[Written problem] Reproduce the listing below verbatim.

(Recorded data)
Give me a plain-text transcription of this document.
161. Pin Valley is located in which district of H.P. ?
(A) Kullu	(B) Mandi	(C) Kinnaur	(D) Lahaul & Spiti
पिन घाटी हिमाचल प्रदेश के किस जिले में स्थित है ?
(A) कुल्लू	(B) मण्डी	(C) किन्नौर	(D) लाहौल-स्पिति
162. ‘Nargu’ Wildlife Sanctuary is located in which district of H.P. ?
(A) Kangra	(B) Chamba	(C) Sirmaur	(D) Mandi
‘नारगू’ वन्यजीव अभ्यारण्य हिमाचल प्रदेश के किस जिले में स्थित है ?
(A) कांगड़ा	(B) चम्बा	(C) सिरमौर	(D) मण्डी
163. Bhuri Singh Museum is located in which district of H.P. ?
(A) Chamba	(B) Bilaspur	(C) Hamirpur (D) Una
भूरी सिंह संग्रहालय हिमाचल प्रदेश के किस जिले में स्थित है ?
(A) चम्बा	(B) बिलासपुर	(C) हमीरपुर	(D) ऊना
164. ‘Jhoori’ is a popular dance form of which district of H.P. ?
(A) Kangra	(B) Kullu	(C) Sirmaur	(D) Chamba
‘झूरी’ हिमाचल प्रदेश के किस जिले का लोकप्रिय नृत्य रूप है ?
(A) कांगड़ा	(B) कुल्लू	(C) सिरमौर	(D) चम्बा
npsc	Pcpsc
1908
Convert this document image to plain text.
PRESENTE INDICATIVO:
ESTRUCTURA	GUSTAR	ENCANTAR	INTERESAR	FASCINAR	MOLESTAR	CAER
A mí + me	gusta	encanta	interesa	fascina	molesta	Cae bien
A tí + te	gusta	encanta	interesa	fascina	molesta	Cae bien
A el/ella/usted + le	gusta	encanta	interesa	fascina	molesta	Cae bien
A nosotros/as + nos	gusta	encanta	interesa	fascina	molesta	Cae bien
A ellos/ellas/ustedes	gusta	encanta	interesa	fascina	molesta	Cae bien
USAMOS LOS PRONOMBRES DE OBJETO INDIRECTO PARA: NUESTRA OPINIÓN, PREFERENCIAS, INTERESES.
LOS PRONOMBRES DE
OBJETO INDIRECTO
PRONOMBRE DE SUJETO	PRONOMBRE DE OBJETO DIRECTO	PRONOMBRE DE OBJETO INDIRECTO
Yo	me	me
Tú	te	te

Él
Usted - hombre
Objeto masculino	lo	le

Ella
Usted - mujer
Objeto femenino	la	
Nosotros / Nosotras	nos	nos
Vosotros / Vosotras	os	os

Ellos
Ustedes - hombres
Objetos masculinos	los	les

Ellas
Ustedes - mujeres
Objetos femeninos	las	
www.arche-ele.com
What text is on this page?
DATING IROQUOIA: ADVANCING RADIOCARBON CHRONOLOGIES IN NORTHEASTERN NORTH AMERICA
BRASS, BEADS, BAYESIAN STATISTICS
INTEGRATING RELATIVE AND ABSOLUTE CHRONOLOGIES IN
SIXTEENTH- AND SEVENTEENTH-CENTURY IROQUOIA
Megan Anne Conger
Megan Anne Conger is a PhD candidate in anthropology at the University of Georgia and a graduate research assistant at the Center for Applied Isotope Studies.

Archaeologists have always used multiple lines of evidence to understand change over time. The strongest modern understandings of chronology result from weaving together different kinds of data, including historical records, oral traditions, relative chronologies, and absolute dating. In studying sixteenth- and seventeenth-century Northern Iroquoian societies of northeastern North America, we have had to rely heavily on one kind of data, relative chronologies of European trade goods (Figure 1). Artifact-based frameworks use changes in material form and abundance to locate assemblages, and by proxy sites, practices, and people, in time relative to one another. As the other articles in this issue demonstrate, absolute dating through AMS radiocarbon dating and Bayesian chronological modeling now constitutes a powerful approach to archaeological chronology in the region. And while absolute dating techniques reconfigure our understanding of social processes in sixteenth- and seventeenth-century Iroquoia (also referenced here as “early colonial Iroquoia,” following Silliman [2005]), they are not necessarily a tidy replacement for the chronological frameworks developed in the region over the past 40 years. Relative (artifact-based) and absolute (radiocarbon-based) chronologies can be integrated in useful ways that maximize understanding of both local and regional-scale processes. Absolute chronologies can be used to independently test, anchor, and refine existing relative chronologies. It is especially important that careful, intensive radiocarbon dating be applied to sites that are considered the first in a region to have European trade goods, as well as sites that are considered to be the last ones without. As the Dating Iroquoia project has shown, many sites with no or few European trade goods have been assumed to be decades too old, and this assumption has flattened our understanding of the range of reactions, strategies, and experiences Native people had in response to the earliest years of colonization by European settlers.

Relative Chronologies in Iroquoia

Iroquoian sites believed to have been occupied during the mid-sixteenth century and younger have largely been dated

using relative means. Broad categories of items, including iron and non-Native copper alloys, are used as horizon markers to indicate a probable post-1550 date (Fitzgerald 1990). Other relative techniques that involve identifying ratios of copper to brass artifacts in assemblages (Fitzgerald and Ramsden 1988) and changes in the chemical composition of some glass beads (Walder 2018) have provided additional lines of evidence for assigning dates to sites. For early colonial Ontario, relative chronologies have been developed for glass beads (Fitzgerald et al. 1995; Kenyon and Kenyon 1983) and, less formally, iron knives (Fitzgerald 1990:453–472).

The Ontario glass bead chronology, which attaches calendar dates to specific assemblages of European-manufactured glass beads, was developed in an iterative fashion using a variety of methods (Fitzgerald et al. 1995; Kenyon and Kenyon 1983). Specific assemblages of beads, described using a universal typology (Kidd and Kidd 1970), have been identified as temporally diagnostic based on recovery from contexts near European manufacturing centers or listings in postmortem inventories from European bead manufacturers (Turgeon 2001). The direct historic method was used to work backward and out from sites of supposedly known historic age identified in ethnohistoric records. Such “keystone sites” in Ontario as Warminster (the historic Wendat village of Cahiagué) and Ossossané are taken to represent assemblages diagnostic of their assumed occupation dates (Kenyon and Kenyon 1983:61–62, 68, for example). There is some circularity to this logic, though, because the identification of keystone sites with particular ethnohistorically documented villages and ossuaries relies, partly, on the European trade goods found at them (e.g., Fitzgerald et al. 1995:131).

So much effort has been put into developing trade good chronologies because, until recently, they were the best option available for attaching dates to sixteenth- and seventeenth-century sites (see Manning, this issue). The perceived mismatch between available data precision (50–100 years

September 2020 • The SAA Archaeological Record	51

[Task result]
Give me a plain-text transcription of this document.
161. Pin Valley is located in which district of H.P. ?
(A) Kullu	(B) Mandi	(C) Kinnaur	(D) Lahaul & Spiti
पिन घाटी हिमाचल प्रदेश के किस जिले में स्थित है ?
(A) कुल्लू	(B) मण्डी	(C) किन्नौर	(D) लाहौल-स्पिति
162. ‘Nargu’ Wildlife Sanctuary is located in which district of H.P. ?
(A) Kangra	(B) Chamba	(C) Sirmaur	(D) Mandi
‘नारगू’ वन्यजीव अभ्यारण्य हिमाचल प्रदेश के किस जिले में स्थित है ?
(A) कांगड़ा	(B) चम्बा	(C) सिरमौर	(D) मण्डी
163. Bhuri Singh Museum is located in which district of H.P. ?
(A) Chamba	(B) Bilaspur	(C) Hamirpur (D) Una
भूरी सिंह संग्रहालय हिमाचल प्रदेश के किस जिले में स्थित है ?
(A) चम्बा	(B) बिलासपुर	(C) हमीरपुर	(D) ऊना
164. ‘Jhoori’ is a popular dance form of which district of H.P. ?
(A) Kangra	(B) Kullu	(C) Sirmaur	(D) Chamba
‘झूरी’ हिमाचल प्रदेश के किस जिले का लोकप्रिय नृत्य रूप है ?
(A) कांगड़ा	(B) कुल्लू	(C) सिरमौर	(D) चम्बा
npsc	Pcpsc
1908
Convert this document image to plain text.
PRESENTE INDICATIVO:
ESTRUCTURA	GUSTAR	ENCANTAR	INTERESAR	FASCINAR	MOLESTAR	CAER
A mí + me	gusta	encanta	interesa	fascina	molesta	Cae bien
A tí + te	gusta	encanta	interesa	fascina	molesta	Cae bien
A el/ella/usted + le	gusta	encanta	interesa	fascina	molesta	Cae bien
A nosotros/as + nos	gusta	encanta	interesa	fascina	molesta	Cae bien
A ellos/ellas/ustedes	gusta	encanta	interesa	fascina	molesta	Cae bien
USAMOS LOS PRONOMBRES DE OBJETO INDIRECTO PARA: NUESTRA OPINIÓN, PREFERENCIAS, INTERESES.
LOS PRONOMBRES DE
OBJETO INDIRECTO
PRONOMBRE DE SUJETO	PRONOMBRE DE OBJETO DIRECTO	PRONOMBRE DE OBJETO INDIRECTO
Yo	me	me
Tú	te	te

Él
Usted - hombre
Objeto masculino	lo	le

Ella
Usted - mujer
Objeto femenino	la	
Nosotros / Nosotras	nos	nos
Vosotros / Vosotras	os	os

Ellos
Ustedes - hombres
Objetos masculinos	los	les

Ellas
Ustedes - mujeres
Objetos femeninos	las	
www.arche-ele.com
What text is on this page?
DATING IROQUOIA: ADVANCING RADIOCARBON CHRONOLOGIES IN NORTHEASTERN NORTH AMERICA
BRASS, BEADS, BAYESIAN STATISTICS
INTEGRATING RELATIVE AND ABSOLUTE CHRONOLOGIES IN
SIXTEENTH- AND SEVENTEENTH-CENTURY IROQUOIA
Megan Anne Conger
Megan Anne Conger is a PhD candidate in anthropology at the University of Georgia and a graduate research assistant at the Center for Applied Isotope Studies.

Archaeologists have always used multiple lines of evidence to understand change over time. The strongest modern understandings of chronology result from weaving together different kinds of data, including historical records, oral traditions, relative chronologies, and absolute dating. In studying sixteenth- and seventeenth-century Northern Iroquoian societies of northeastern North America, we have had to rely heavily on one kind of data, relative chronologies of European trade goods (Figure 1). Artifact-based frameworks use changes in material form and abundance to locate assemblages, and by proxy sites, practices, and people, in time relative to one another. As the other articles in this issue demonstrate, absolute dating through AMS radiocarbon dating and Bayesian chronological modeling now constitutes a powerful approach to archaeological chronology in the region. And while absolute dating techniques reconfigure our understanding of social processes in sixteenth- and seventeenth-century Iroquoia (also referenced here as “early colonial Iroquoia,” following Silliman [2005]), they are not necessarily a tidy replacement for the chronological frameworks developed in the region over the past 40 years. Relative (artifact-based) and absolute (radiocarbon-based) chronologies can be integrated in useful ways that maximize understanding of both local and regional-scale processes. Absolute chronologies can be used to independently test, anchor, and refine existing relative chronologies. It is especially important that careful, intensive radiocarbon dating be applied to sites that are considered the first in a region to have European trade goods, as well as sites that are considered to be the last ones without. As the Dating Iroquoia project has shown, many sites with no or few European trade goods have been assumed to be decades too old, and this assumption has flattened our understanding of the range of reactions, strategies, and experiences Native people had in response to the earliest years of colonization by European settlers.

Relative Chronologies in Iroquoia

Iroquoian sites believed to have been occupied during the mid-sixteenth century and younger have largely been dated

using relative means. Broad categories of items, including iron and non-Native copper alloys, are used as horizon markers to indicate a probable post-1550 date (Fitzgerald 1990). Other relative techniques that involve identifying ratios of copper to brass artifacts in assemblages (Fitzgerald and Ramsden 1988) and changes in the chemical composition of some glass beads (Walder 2018) have provided additional lines of evidence for assigning dates to sites. For early colonial Ontario, relative chronologies have been developed for glass beads (Fitzgerald et al. 1995; Kenyon and Kenyon 1983) and, less formally, iron knives (Fitzgerald 1990:453–472).

The Ontario glass bead chronology, which attaches calendar dates to specific assemblages of European-manufactured glass beads, was developed in an iterative fashion using a variety of methods (Fitzgerald et al. 1995; Kenyon and Kenyon 1983). Specific assemblages of beads, described using a universal typology (Kidd and Kidd 1970), have been identified as temporally diagnostic based on recovery from contexts near European manufacturing centers or listings in postmortem inventories from European bead manufacturers (Turgeon 2001). The direct historic method was used to work backward and out from sites of supposedly known historic age identified in ethnohistoric records. Such “keystone sites” in Ontario as Warminster (the historic Wendat village of Cahiagué) and Ossossané are taken to represent assemblages diagnostic of their assumed occupation dates (Kenyon and Kenyon 1983:61–62, 68, for example). There is some circularity to this logic, though, because the identification of keystone sites with particular ethnohistorically documented villages and ossuaries relies, partly, on the European trade goods found at them (e.g., Fitzgerald et al. 1995:131).

So much effort has been put into developing trade good chronologies because, until recently, they were the best option available for attaching dates to sixteenth- and seventeenth-century sites (see Manning, this issue). The perceived mismatch between available data precision (50–100 years

September 2020 • The SAA Archaeological Record	51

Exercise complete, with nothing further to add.